## Your instructions
Give every entry again, word for word and in full.
━━━━━━━━━━━━━━━━━━━━
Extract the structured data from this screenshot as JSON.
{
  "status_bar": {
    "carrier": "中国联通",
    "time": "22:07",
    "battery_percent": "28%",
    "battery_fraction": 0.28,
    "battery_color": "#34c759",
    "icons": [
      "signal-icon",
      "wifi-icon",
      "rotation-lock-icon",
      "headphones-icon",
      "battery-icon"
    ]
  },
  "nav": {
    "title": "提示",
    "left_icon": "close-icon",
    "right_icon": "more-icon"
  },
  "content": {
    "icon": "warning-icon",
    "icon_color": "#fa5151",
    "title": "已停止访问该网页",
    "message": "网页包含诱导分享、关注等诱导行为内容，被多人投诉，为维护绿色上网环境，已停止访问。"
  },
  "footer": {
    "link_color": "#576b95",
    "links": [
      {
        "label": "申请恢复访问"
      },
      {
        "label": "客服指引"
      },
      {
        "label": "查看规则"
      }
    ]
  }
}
━━━━━━━━━━━━━━━━━━━━
## Answer to the problem
Extract the structured data from this screenshot as JSON.
{
  "status_bar": {
    "carrier": "中国联通",
    "time": "22:07",
    "battery_percent": "28%",
    "battery_fraction": 0.28,
    "battery_color": "#34c759",
    "icons": [
      "signal-icon",
      "wifi-icon",
      "rotation-lock-icon",
      "headphones-icon",
      "battery-icon"
    ]
  },
  "nav": {
    "title": "提示",
    "left_icon": "close-icon",
    "right_icon": "more-icon"
  },
  "content": {
    "icon": "warning-icon",
    "icon_color": "#fa5151",
    "title": "已停止访问该网页",
    "message": "网页包含诱导分享、关注等诱导行为内容，被多人投诉，为维护绿色上网环境，已停止访问。"
  },
  "footer": {
    "link_color": "#576b95",
    "links": [
      {
        "label": "申请恢复访问"
      },
      {
        "label": "客服指引"
      },
      {
        "label": "查看规则"
      }
    ]
  }
}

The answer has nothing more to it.